**Requirement:** Collect each line holding the string "Historical".

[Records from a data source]
- - -
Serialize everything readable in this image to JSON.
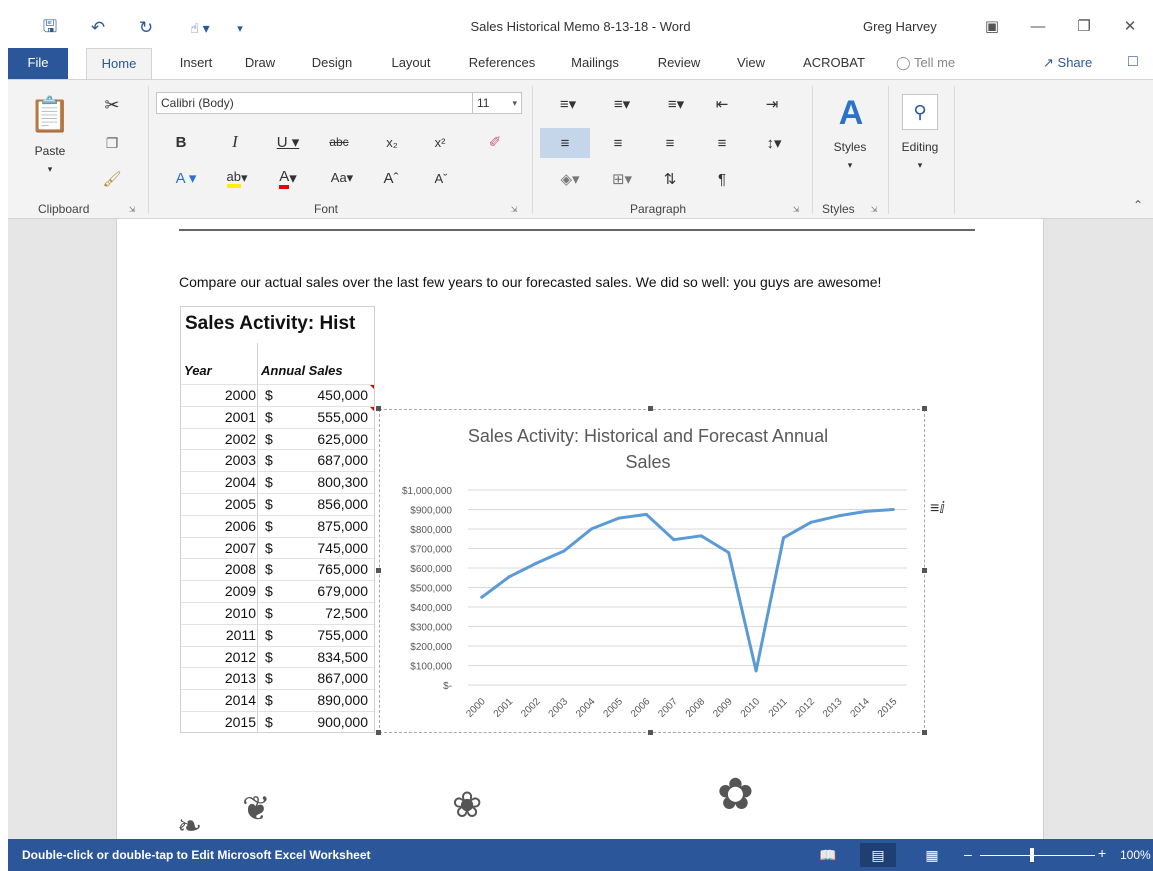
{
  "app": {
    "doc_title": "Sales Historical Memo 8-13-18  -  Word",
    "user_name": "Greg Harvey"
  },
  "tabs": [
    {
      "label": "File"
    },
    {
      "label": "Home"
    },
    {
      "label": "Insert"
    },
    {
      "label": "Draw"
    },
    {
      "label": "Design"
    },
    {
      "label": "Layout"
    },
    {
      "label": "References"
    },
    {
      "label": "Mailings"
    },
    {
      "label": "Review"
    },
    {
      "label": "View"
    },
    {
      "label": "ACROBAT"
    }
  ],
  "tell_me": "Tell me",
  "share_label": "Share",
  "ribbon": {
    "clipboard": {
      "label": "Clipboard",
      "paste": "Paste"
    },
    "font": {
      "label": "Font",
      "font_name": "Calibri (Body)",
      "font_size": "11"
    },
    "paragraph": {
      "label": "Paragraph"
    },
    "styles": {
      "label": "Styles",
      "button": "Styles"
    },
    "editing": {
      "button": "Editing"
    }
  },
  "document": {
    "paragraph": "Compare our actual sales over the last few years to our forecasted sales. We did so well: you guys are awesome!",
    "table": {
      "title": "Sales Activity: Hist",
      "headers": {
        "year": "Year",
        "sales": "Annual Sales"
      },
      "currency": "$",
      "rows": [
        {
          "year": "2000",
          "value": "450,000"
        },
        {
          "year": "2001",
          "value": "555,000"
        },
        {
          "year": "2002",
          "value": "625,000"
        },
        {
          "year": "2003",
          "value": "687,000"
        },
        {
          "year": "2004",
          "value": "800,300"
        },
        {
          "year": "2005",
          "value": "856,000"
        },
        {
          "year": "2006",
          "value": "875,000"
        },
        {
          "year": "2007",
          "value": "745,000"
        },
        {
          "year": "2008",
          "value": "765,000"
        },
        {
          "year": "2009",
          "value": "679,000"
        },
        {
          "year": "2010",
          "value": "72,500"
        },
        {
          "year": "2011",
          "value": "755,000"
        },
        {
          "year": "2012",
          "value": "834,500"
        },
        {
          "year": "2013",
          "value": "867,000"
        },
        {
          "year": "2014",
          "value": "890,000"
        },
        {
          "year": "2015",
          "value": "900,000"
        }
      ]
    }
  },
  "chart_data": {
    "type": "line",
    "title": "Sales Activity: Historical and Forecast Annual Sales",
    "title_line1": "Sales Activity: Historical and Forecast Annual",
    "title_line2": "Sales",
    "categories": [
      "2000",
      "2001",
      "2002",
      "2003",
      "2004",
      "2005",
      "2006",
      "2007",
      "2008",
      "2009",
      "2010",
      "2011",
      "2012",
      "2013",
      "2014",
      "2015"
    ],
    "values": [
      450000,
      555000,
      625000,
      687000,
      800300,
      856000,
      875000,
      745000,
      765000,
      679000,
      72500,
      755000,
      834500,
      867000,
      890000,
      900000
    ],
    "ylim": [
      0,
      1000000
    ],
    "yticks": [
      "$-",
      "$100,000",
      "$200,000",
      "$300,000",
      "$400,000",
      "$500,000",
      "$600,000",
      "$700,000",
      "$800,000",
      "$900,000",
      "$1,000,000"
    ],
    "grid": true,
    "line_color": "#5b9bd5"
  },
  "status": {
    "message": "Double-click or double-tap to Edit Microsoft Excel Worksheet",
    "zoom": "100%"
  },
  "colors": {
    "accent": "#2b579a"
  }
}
- - -
**Response for this exercise:**
    "doc_title": "Sales Historical Memo 8-13-18  -  Word",
    "title": "Sales Activity: Historical and Forecast Annual Sales",
    "title_line1": "Sales Activity: Historical and Forecast Annual",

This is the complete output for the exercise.